ENTRIES PROVIDED:

-- Begin --

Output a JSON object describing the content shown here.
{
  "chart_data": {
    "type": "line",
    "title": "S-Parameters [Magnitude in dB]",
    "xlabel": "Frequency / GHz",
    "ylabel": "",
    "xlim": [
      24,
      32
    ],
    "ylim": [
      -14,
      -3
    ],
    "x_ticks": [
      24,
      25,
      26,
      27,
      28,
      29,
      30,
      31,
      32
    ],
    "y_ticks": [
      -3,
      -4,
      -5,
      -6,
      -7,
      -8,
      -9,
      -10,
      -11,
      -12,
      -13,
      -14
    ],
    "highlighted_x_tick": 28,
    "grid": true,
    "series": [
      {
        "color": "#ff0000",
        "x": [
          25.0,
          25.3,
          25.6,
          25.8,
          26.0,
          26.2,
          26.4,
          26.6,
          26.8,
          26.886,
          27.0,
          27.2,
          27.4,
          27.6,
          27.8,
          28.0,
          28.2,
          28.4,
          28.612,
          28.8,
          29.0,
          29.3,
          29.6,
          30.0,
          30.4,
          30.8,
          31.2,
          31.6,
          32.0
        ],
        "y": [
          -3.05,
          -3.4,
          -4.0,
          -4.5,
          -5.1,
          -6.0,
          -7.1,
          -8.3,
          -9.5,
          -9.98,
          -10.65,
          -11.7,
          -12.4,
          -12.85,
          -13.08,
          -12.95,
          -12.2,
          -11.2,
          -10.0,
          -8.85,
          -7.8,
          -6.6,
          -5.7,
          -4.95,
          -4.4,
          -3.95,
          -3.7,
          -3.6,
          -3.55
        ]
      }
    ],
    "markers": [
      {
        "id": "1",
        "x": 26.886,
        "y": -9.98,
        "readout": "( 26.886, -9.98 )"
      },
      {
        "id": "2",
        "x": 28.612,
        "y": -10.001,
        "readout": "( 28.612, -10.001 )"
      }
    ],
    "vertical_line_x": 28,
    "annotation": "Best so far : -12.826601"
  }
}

-- End --

GIVEN TASK:
Tally the lines in the entries above that hold the word "readout". Reply with nothing but that count.

SOLUTION TO THE EXERCISE:
2